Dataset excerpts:
- - - -

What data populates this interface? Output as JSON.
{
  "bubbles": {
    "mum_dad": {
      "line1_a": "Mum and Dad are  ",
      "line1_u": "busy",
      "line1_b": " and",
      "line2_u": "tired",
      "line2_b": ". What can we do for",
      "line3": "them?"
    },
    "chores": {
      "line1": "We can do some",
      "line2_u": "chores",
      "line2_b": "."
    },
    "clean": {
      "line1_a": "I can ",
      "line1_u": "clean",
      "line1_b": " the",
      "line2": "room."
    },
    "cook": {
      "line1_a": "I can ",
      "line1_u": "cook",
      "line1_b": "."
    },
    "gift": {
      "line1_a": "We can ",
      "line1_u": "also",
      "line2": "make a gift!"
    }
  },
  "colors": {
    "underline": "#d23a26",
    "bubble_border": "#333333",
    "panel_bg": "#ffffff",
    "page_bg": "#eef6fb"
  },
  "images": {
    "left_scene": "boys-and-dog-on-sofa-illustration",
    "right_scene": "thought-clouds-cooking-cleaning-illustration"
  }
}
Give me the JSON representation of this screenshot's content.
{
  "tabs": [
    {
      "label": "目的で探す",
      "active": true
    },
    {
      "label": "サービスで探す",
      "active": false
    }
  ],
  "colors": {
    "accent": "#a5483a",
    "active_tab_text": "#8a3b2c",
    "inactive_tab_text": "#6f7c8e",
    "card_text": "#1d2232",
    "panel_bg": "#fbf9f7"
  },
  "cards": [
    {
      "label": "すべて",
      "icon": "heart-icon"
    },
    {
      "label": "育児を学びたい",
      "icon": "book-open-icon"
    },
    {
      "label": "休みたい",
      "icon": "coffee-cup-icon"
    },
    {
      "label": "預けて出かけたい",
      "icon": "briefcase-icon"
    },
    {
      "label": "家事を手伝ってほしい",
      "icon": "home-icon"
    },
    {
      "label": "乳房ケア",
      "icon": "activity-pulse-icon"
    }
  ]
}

- - - -

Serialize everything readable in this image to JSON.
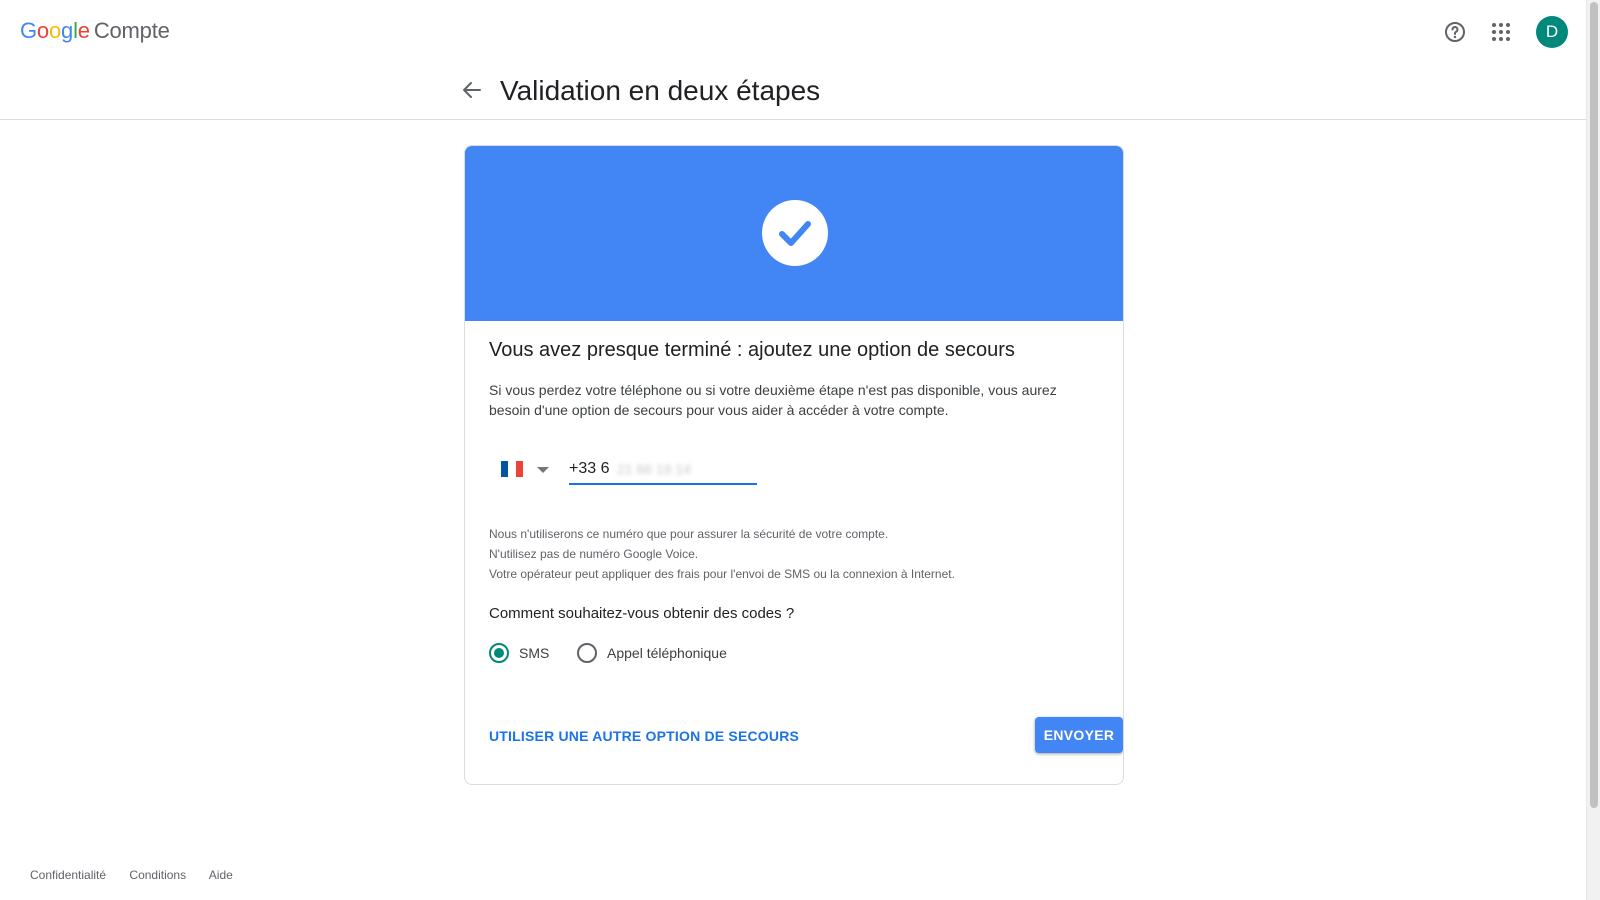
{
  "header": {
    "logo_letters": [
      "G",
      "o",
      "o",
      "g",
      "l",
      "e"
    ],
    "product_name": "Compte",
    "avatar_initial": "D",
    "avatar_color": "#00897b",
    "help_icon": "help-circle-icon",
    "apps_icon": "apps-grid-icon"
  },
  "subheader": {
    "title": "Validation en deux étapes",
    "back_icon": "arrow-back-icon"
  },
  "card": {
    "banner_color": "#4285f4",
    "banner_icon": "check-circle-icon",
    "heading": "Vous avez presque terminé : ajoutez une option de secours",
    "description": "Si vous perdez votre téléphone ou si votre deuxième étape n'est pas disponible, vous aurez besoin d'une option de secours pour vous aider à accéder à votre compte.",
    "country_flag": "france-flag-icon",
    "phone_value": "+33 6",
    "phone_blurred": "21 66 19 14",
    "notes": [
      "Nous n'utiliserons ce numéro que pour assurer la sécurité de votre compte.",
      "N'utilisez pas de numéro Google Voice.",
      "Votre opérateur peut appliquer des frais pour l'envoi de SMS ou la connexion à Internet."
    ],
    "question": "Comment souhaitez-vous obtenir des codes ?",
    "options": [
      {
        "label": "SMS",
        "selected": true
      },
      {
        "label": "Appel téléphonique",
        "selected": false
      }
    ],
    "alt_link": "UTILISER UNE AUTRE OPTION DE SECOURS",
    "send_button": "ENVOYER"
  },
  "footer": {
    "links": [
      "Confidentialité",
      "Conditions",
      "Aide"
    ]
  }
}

- - - -

Aim: Say the number of lines in the listing that hold "JSON", with no added words.

Result: 3